Requirements
Identify each line below that contains the word "label", and copy it out.

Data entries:
⟨

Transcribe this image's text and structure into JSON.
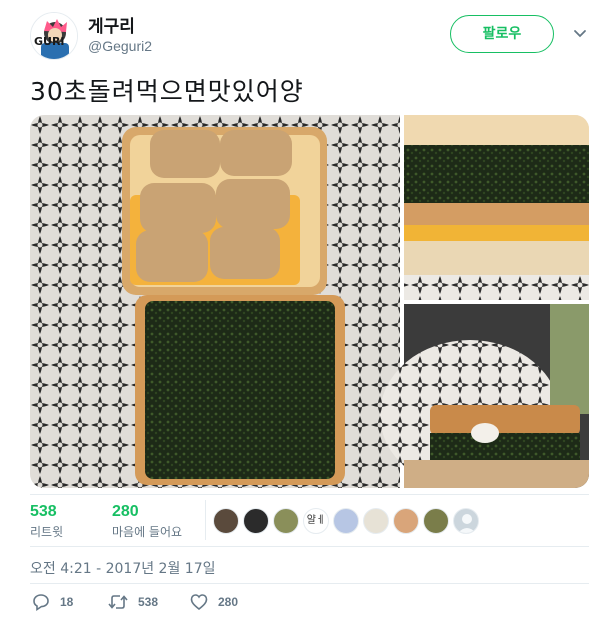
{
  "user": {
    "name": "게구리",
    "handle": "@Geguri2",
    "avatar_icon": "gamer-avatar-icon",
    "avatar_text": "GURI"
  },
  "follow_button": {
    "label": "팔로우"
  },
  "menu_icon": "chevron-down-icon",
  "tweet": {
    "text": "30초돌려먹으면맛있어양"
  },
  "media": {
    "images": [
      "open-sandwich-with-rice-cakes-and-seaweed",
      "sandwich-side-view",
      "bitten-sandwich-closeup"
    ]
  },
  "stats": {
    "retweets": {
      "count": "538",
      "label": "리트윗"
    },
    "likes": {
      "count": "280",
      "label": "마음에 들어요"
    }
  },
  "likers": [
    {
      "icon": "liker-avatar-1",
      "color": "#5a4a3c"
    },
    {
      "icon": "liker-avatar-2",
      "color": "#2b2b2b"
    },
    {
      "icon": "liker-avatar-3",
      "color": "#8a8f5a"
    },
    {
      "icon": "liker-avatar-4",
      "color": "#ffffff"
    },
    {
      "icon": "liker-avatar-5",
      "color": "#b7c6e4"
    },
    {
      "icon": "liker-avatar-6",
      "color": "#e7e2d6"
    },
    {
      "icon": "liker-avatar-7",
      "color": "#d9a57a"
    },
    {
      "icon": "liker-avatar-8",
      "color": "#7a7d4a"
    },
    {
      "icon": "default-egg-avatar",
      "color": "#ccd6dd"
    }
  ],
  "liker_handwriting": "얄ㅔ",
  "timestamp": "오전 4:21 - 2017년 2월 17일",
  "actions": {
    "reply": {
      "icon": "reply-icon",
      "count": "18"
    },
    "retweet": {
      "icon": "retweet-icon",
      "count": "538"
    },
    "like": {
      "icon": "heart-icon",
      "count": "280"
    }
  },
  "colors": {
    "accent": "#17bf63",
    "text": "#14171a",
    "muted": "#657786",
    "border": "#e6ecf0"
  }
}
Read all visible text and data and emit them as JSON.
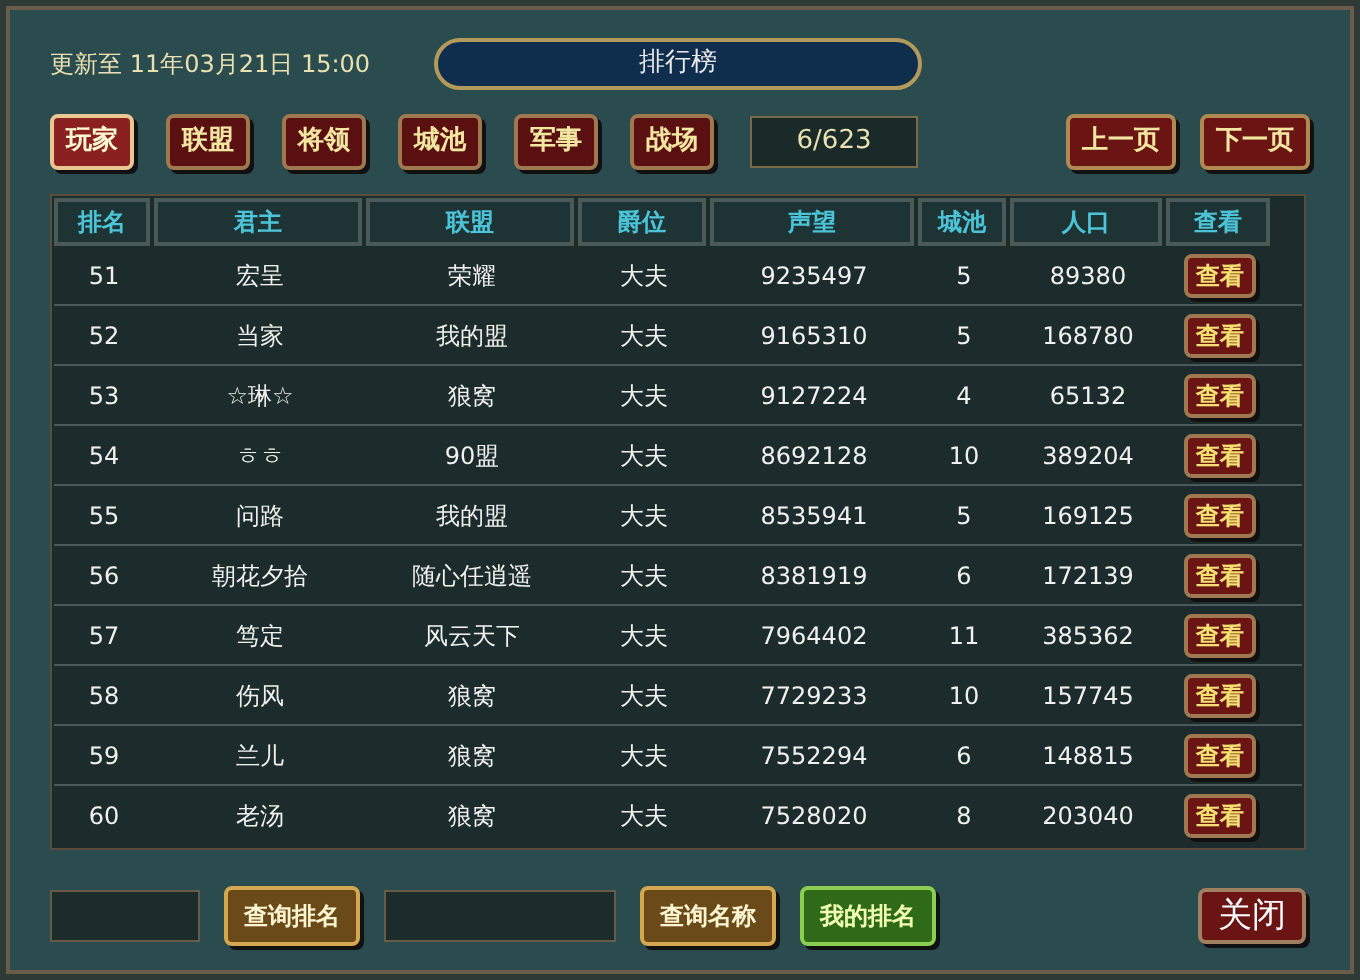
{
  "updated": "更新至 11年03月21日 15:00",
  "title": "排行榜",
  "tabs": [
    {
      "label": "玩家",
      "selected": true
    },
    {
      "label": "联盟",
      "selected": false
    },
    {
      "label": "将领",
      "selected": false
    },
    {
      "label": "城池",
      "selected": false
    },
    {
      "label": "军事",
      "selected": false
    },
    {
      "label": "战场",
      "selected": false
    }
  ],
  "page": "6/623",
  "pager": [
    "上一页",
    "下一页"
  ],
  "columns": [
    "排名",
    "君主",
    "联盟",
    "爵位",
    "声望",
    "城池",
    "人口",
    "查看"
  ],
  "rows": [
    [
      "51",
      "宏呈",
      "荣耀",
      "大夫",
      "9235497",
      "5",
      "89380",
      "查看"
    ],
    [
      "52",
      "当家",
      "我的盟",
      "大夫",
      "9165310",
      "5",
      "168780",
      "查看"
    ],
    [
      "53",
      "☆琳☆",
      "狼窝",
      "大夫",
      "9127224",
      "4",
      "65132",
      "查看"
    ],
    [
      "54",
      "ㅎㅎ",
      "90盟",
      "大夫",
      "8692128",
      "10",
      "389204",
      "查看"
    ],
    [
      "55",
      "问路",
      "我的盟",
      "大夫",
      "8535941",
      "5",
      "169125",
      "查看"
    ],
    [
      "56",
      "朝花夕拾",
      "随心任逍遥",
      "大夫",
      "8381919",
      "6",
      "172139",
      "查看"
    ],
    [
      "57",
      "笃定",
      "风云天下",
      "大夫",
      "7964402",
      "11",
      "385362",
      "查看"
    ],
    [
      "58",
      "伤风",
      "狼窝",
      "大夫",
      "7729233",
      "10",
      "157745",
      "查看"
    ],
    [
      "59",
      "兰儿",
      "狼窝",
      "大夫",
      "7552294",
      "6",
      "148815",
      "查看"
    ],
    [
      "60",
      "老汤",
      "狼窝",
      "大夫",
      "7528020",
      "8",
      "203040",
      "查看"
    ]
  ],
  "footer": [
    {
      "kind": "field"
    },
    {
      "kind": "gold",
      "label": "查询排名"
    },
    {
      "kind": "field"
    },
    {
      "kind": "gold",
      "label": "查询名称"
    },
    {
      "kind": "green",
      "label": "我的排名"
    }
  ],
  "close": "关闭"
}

⟩

Full answer
    "label": "팔로우"
      "label": "리트윗"
      "label": "마음에 들어요"
      "label": "玩家",
      "label": "联盟",
      "label": "将领",
      "label": "城池",
      "label": "军事",
      "label": "战场",
      "label": "查询排名"
      "label": "查询名称"
      "label": "我的排名"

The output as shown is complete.